--- start of DATA PROVIDED ---

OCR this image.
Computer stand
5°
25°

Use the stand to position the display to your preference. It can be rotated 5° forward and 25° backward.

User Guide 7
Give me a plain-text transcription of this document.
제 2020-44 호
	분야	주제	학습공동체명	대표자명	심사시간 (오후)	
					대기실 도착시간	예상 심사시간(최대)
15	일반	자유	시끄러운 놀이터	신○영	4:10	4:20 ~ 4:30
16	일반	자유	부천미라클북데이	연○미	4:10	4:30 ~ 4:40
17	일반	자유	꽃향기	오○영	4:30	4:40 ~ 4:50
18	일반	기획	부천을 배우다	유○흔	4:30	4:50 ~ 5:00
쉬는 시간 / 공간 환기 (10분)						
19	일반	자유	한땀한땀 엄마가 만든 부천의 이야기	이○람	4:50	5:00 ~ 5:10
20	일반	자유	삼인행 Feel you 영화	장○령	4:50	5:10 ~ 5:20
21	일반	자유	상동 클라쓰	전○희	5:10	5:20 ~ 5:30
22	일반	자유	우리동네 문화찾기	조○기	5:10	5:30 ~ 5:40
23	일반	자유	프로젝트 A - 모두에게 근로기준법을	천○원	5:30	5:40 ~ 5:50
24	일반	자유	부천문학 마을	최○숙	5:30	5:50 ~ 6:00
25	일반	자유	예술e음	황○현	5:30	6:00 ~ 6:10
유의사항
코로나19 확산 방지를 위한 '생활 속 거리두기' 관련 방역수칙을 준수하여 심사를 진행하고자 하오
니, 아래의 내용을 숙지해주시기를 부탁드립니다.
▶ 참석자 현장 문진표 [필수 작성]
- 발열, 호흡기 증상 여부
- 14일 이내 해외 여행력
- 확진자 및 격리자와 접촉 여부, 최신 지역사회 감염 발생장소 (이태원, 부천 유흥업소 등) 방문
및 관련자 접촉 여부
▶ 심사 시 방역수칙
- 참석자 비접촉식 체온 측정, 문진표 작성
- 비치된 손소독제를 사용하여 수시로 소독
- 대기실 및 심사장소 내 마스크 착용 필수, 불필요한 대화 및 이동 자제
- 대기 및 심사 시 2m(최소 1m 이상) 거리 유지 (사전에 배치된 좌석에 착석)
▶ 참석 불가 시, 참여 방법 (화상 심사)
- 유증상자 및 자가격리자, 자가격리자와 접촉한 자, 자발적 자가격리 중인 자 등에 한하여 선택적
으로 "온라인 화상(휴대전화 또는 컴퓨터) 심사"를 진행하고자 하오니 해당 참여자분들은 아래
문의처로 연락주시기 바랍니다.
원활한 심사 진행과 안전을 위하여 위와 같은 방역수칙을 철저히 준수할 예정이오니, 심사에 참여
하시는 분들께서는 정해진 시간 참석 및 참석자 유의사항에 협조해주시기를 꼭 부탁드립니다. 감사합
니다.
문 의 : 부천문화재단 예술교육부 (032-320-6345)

--- end of DATA PROVIDED ---

* _WHAT NEEDS TO BE DONE_:
Copy the entries above exactly, leaving none out.

* _EXERCISE RESULT_:
OCR this image.
Computer stand
5°
25°

Use the stand to position the display to your preference. It can be rotated 5° forward and 25° backward.

User Guide 7
Give me a plain-text transcription of this document.
제 2020-44 호
	분야	주제	학습공동체명	대표자명	심사시간 (오후)	
					대기실 도착시간	예상 심사시간(최대)
15	일반	자유	시끄러운 놀이터	신○영	4:10	4:20 ~ 4:30
16	일반	자유	부천미라클북데이	연○미	4:10	4:30 ~ 4:40
17	일반	자유	꽃향기	오○영	4:30	4:40 ~ 4:50
18	일반	기획	부천을 배우다	유○흔	4:30	4:50 ~ 5:00
쉬는 시간 / 공간 환기 (10분)						
19	일반	자유	한땀한땀 엄마가 만든 부천의 이야기	이○람	4:50	5:00 ~ 5:10
20	일반	자유	삼인행 Feel you 영화	장○령	4:50	5:10 ~ 5:20
21	일반	자유	상동 클라쓰	전○희	5:10	5:20 ~ 5:30
22	일반	자유	우리동네 문화찾기	조○기	5:10	5:30 ~ 5:40
23	일반	자유	프로젝트 A - 모두에게 근로기준법을	천○원	5:30	5:40 ~ 5:50
24	일반	자유	부천문학 마을	최○숙	5:30	5:50 ~ 6:00
25	일반	자유	예술e음	황○현	5:30	6:00 ~ 6:10
유의사항
코로나19 확산 방지를 위한 '생활 속 거리두기' 관련 방역수칙을 준수하여 심사를 진행하고자 하오
니, 아래의 내용을 숙지해주시기를 부탁드립니다.
▶ 참석자 현장 문진표 [필수 작성]
- 발열, 호흡기 증상 여부
- 14일 이내 해외 여행력
- 확진자 및 격리자와 접촉 여부, 최신 지역사회 감염 발생장소 (이태원, 부천 유흥업소 등) 방문
및 관련자 접촉 여부
▶ 심사 시 방역수칙
- 참석자 비접촉식 체온 측정, 문진표 작성
- 비치된 손소독제를 사용하여 수시로 소독
- 대기실 및 심사장소 내 마스크 착용 필수, 불필요한 대화 및 이동 자제
- 대기 및 심사 시 2m(최소 1m 이상) 거리 유지 (사전에 배치된 좌석에 착석)
▶ 참석 불가 시, 참여 방법 (화상 심사)
- 유증상자 및 자가격리자, 자가격리자와 접촉한 자, 자발적 자가격리 중인 자 등에 한하여 선택적
으로 "온라인 화상(휴대전화 또는 컴퓨터) 심사"를 진행하고자 하오니 해당 참여자분들은 아래
문의처로 연락주시기 바랍니다.
원활한 심사 진행과 안전을 위하여 위와 같은 방역수칙을 철저히 준수할 예정이오니, 심사에 참여
하시는 분들께서는 정해진 시간 참석 및 참석자 유의사항에 협조해주시기를 꼭 부탁드립니다. 감사합
니다.
문 의 : 부천문화재단 예술교육부 (032-320-6345)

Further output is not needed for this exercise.